- **Do this**: Report how many lines of the following entries include the string "NOAA"; respond with the number alone.

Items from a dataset
☆ ☆ ☆ ☆ ☆ ☆ ☆

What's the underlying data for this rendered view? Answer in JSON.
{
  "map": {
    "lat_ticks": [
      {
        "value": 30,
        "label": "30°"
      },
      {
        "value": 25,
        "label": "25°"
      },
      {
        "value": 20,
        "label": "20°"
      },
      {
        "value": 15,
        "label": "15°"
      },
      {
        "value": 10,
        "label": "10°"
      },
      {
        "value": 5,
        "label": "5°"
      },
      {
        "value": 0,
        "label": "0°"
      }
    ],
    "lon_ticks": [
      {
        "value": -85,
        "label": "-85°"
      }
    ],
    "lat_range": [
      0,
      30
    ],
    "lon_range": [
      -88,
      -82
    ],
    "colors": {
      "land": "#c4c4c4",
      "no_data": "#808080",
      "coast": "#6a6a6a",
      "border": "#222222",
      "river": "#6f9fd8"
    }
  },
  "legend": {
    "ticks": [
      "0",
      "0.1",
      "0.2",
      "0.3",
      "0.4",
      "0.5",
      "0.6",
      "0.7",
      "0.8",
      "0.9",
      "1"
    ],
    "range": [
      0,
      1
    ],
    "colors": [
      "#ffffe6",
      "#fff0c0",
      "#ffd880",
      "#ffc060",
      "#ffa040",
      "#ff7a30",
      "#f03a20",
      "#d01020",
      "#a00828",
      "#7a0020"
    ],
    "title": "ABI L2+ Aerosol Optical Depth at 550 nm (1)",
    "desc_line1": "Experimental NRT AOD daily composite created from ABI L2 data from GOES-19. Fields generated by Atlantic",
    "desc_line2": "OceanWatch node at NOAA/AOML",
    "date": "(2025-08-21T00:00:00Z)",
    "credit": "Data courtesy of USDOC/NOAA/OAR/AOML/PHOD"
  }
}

☆ ☆ ☆ ☆ ☆ ☆ ☆

- **Reply to the task**: 2